◆ **Requirement**: Find the string "network" in the data, then copy every line where it is found.

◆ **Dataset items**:
-- Start --
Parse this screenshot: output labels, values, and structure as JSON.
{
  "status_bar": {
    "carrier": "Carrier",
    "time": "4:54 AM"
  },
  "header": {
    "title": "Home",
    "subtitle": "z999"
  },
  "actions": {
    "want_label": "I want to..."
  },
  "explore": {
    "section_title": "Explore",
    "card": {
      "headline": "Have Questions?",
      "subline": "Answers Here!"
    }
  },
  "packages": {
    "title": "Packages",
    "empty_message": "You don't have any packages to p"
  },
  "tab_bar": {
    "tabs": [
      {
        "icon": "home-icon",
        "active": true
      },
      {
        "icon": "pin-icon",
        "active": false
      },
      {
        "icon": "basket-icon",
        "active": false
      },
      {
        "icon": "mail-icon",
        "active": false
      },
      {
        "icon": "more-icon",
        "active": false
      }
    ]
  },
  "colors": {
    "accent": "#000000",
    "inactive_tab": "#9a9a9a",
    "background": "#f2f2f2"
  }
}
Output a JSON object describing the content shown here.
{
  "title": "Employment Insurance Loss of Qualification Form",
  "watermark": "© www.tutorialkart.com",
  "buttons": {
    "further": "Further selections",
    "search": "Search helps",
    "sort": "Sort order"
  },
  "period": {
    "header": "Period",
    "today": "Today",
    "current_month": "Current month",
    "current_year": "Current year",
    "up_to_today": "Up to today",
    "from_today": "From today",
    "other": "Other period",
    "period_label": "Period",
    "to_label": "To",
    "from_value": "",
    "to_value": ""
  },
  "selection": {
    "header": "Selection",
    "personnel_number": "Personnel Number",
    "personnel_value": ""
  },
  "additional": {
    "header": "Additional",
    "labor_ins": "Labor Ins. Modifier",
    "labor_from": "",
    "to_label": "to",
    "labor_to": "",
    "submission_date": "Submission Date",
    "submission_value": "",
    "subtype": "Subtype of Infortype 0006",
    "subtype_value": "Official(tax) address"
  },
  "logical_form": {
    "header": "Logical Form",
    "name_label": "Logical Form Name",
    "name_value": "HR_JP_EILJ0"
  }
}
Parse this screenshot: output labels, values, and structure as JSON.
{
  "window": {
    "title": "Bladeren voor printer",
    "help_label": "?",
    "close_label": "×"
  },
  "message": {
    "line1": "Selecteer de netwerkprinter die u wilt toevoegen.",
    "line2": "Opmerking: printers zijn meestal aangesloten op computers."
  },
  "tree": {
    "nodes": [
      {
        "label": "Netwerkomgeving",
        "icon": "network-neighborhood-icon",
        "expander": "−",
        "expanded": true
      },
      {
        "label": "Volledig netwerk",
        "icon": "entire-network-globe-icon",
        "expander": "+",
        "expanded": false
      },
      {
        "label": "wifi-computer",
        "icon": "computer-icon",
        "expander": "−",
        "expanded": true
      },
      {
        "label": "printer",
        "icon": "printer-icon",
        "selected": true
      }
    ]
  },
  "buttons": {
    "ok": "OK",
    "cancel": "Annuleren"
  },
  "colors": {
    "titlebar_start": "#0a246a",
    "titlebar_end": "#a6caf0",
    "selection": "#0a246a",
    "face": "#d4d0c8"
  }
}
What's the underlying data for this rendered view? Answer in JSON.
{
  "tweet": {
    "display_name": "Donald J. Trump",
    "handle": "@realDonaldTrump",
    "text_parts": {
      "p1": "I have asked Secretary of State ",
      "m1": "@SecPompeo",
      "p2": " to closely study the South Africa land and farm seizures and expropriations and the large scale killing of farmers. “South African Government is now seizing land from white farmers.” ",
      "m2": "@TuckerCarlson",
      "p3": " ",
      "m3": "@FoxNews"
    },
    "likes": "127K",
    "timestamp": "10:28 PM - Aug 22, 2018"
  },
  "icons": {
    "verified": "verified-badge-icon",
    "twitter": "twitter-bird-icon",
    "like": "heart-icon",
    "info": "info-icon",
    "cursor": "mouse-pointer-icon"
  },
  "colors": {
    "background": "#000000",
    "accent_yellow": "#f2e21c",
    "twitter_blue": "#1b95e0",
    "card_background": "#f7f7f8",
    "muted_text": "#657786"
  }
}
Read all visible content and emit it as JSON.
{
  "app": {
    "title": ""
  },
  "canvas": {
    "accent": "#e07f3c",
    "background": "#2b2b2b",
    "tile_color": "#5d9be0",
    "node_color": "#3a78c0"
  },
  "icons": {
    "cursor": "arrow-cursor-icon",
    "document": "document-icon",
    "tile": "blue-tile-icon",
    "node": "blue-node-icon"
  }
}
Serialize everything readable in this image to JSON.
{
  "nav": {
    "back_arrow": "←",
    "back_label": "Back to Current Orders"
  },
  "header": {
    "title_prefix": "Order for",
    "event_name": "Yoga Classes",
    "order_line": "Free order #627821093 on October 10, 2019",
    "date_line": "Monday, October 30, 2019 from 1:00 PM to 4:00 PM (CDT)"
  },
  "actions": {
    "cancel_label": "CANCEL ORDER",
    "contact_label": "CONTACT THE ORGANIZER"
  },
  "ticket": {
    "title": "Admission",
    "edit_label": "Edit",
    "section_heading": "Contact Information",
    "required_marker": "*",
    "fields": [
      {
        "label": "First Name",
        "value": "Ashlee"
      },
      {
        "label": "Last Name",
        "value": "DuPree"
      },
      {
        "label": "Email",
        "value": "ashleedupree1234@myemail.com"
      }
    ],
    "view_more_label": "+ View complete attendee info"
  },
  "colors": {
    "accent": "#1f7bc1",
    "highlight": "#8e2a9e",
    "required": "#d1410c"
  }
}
-- End --
◆ **Task answer**:
        "icon": "network-neighborhood-icon",
        "icon": "entire-network-globe-icon",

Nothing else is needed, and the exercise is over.